Task to carry out:
Find the word "bowlers" in the data. Return every line where it appears.

Input for this task:
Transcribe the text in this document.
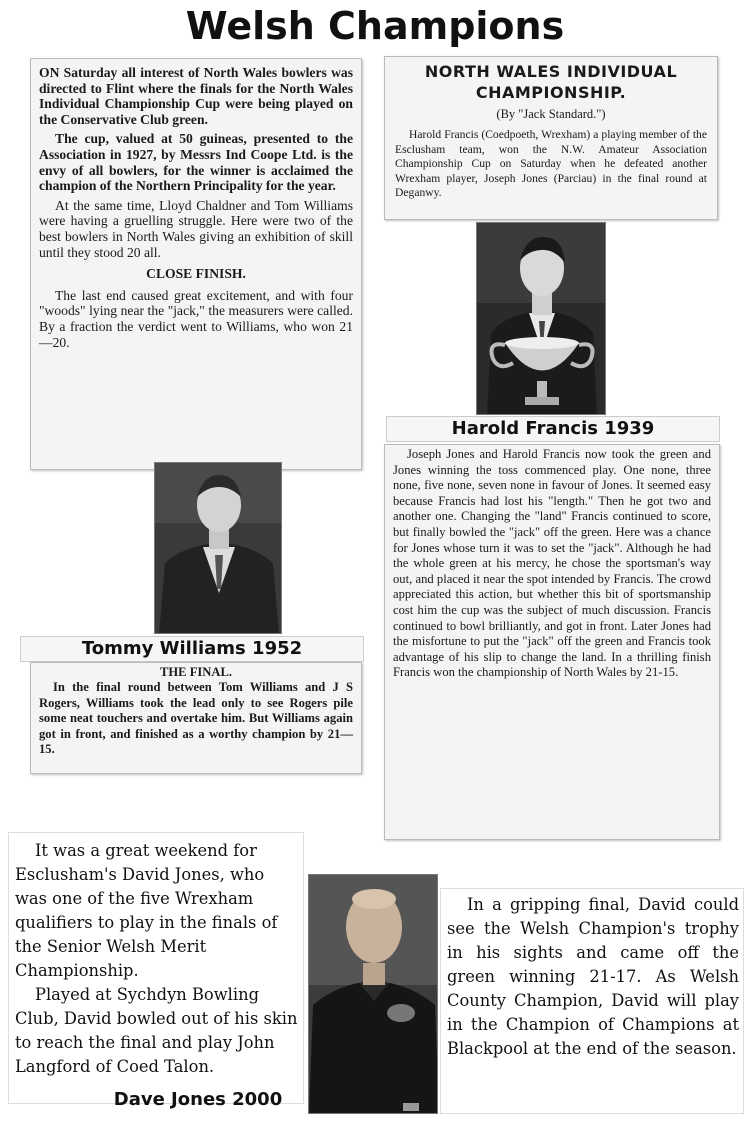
Welsh Champions

ON Saturday all interest of North Wales bowlers was directed to Flint where the finals for the North Wales Individual Championship Cup were being played on the Conservative Club green.

The cup, valued at 50 guineas, presented to the Association in 1927, by Messrs Ind Coope Ltd. is the envy of all bowlers, for the winner is acclaimed the champion of the Northern Principality for the year.

At the same time, Lloyd Chaldner and Tom Williams were having a gruelling struggle. Here were two of the best bowlers in North Wales giving an exhibition of skill until they stood 20 all.

CLOSE FINISH.

The last end caused great excitement, and with four "woods" lying near the "jack," the measurers were called. By a fraction the verdict went to Williams, who won 21—20.

NORTH WALES INDIVIDUAL CHAMPIONSHIP.
(By "Jack Standard.")

Harold Francis (Coedpoeth, Wrexham) a playing member of the Esclusham team, won the N.W. Amateur Association Championship Cup on Saturday when he defeated another Wrexham player, Joseph Jones (Parciau) in the final round at Deganwy.

Harold Francis 1939

Joseph Jones and Harold Francis now took the green and Jones winning the toss commenced play. One none, three none, five none, seven none in favour of Jones. It seemed easy because Francis had lost his "length." Then he got two and another one. Changing the "land" Francis continued to score, but finally bowled the "jack" off the green. Here was a chance for Jones whose turn it was to set the "jack". Although he had the whole green at his mercy, he chose the sportsman's way out, and placed it near the spot intended by Francis. The crowd appreciated this action, but whether this bit of sportsmanship cost him the cup was the subject of much discussion. Francis continued to bowl brilliantly, and got in front. Later Jones had the misfortune to put the "jack" off the green and Francis took advantage of his slip to change the land. In a thrilling finish Francis won the championship of North Wales by 21-15.

Tommy Williams 1952

THE FINAL.

In the final round between Tom Williams and J S Rogers, Williams took the lead only to see Rogers pile some neat touchers and overtake him. But Williams again got in front, and finished as a worthy champion by 21—15.

It was a great weekend for Esclusham's David Jones, who was one of the five Wrexham qualifiers to play in the finals of the Senior Welsh Merit Championship.

Played at Sychdyn Bowling Club, David bowled out of his skin to reach the final and play John Langford of Coed Talon.

Dave Jones 2000

In a gripping final, David could see the Welsh Champion's trophy in his sights and came off the green winning 21-17. As Welsh County Champion, David will play in the Champion of Champions at Blackpool at the end of the season.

Result:
ON Saturday all interest of North Wales bowlers was directed to Flint where the finals for the North Wales Individual Championship Cup were being played on the Conservative Club green.
The cup, valued at 50 guineas, presented to the Association in 1927, by Messrs Ind Coope Ltd. is the envy of all bowlers, for the winner is acclaimed the champion of the Northern Principality for the year.
At the same time, Lloyd Chaldner and Tom Williams were having a gruelling struggle. Here were two of the best bowlers in North Wales giving an exhibition of skill until they stood 20 all.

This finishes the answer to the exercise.